Select and copy out every line in the records containing "will".

*** Given data ***

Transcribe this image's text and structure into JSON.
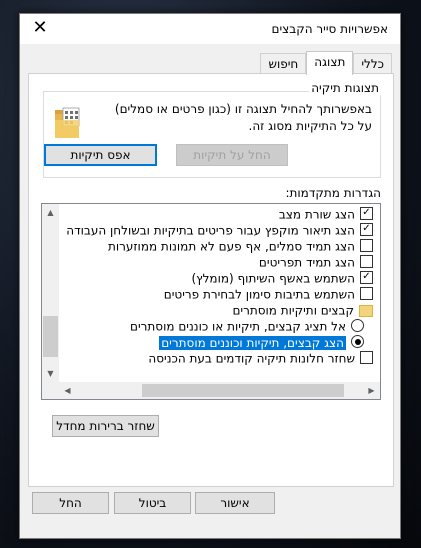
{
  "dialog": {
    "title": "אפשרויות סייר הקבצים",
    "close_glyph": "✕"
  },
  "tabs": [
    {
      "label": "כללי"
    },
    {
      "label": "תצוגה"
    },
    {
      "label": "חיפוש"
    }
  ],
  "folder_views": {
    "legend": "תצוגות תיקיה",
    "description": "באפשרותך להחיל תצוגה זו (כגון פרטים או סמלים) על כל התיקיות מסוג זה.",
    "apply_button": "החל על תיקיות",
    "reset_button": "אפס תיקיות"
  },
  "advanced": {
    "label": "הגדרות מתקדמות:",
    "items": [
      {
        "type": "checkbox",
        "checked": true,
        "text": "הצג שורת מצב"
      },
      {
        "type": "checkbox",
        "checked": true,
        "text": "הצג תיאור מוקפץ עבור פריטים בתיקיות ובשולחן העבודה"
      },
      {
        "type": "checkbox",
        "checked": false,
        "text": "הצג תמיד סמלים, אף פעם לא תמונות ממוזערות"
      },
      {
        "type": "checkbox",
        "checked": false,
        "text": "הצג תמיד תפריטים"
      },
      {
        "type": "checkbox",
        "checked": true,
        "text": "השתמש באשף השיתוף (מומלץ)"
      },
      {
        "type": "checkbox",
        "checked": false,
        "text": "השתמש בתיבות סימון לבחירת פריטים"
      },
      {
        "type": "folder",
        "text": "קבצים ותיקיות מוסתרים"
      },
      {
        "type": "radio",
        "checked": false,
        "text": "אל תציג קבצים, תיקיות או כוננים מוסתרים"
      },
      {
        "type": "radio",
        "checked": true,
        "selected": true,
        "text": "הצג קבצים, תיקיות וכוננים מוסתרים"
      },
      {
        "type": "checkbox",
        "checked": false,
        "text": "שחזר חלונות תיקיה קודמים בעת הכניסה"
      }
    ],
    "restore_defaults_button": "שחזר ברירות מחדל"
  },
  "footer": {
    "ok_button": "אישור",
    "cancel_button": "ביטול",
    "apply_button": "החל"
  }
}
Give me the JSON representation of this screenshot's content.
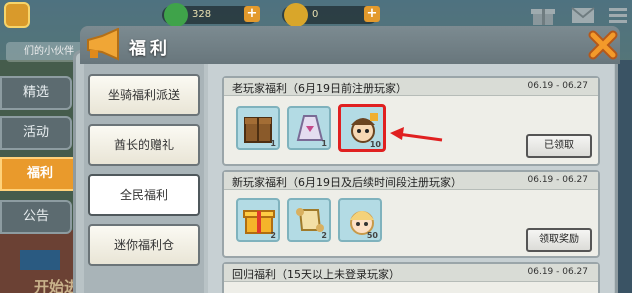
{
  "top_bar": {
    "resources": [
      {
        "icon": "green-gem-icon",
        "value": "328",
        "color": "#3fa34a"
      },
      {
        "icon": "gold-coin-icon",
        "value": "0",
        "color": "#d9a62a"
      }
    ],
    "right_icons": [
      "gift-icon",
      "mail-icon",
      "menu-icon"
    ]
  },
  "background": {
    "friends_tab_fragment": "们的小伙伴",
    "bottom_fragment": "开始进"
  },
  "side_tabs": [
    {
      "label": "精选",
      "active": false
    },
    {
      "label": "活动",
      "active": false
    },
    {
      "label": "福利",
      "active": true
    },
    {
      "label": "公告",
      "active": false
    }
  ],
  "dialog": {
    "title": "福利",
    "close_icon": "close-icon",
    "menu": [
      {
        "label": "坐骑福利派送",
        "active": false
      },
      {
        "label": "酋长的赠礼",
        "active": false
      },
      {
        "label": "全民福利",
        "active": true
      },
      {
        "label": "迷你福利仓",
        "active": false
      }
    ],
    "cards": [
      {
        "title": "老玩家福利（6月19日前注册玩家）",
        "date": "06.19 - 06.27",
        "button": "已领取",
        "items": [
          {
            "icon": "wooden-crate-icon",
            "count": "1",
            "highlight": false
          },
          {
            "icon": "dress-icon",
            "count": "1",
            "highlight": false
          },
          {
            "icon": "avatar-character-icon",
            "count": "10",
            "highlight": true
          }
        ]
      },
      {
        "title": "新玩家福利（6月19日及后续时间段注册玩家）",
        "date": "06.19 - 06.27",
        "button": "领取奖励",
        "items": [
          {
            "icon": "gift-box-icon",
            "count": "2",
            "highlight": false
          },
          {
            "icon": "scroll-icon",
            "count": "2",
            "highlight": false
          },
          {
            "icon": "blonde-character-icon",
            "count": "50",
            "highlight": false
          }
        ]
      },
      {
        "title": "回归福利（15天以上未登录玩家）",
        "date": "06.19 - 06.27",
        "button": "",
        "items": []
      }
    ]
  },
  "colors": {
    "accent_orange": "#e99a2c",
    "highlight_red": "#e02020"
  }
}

***
*** Given data ***

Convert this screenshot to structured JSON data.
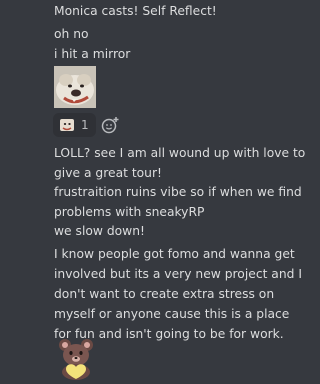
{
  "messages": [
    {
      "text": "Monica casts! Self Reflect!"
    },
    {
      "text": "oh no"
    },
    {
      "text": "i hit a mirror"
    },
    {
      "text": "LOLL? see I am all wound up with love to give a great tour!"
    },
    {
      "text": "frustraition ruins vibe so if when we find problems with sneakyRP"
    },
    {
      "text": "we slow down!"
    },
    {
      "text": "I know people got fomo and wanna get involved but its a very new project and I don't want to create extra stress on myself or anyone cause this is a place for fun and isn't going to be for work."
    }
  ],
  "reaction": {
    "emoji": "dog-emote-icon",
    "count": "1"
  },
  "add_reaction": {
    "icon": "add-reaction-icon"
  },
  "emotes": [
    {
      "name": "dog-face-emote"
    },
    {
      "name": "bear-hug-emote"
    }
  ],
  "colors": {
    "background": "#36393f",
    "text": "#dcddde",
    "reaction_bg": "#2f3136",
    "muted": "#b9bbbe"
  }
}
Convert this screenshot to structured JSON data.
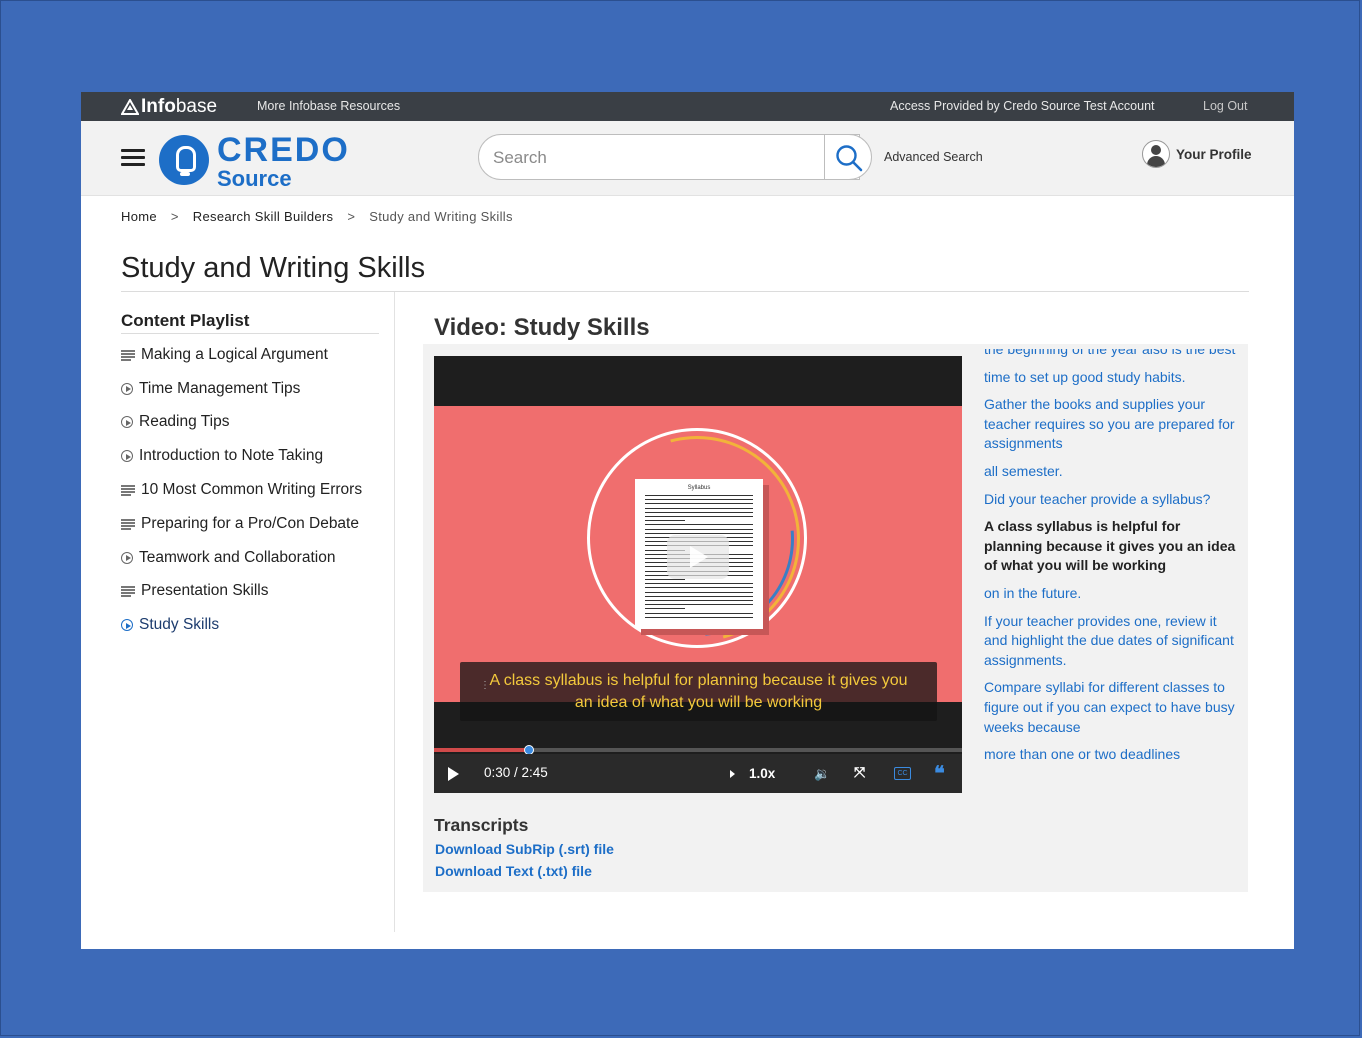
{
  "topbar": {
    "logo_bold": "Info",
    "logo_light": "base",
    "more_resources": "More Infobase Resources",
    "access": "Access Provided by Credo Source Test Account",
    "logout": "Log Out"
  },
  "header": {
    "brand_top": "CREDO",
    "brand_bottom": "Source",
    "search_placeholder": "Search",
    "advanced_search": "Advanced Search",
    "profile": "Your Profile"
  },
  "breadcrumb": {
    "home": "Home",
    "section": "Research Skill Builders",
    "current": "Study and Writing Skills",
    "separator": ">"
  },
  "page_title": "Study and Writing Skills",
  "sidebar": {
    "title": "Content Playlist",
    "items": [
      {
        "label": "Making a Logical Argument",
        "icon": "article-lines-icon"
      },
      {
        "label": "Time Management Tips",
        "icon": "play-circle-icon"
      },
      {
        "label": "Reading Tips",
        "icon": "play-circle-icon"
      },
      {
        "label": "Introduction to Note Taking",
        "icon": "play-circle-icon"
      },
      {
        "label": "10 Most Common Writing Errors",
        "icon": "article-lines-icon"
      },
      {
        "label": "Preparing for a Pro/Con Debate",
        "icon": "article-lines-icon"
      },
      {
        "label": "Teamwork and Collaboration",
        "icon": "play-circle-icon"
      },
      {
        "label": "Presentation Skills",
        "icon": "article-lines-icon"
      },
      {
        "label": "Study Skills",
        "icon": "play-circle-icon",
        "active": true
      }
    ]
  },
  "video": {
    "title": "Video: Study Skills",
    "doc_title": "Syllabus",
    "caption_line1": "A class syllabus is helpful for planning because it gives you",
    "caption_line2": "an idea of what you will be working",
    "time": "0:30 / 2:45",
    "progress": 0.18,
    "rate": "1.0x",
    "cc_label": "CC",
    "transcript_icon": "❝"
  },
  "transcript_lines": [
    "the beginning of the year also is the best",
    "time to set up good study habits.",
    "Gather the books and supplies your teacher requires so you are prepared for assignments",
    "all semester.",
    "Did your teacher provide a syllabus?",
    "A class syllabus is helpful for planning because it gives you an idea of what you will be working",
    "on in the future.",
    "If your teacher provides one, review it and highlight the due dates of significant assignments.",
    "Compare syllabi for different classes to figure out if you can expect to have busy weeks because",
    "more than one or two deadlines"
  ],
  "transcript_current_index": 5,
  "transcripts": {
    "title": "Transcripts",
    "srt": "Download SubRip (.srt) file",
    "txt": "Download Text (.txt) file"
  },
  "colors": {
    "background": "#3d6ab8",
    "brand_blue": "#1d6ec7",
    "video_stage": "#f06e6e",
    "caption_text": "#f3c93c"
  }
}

***

→ **Output**
    "caption_line2": "an idea of what you will be working",
    "A class syllabus is helpful for planning because it gives you an idea of what you will be working",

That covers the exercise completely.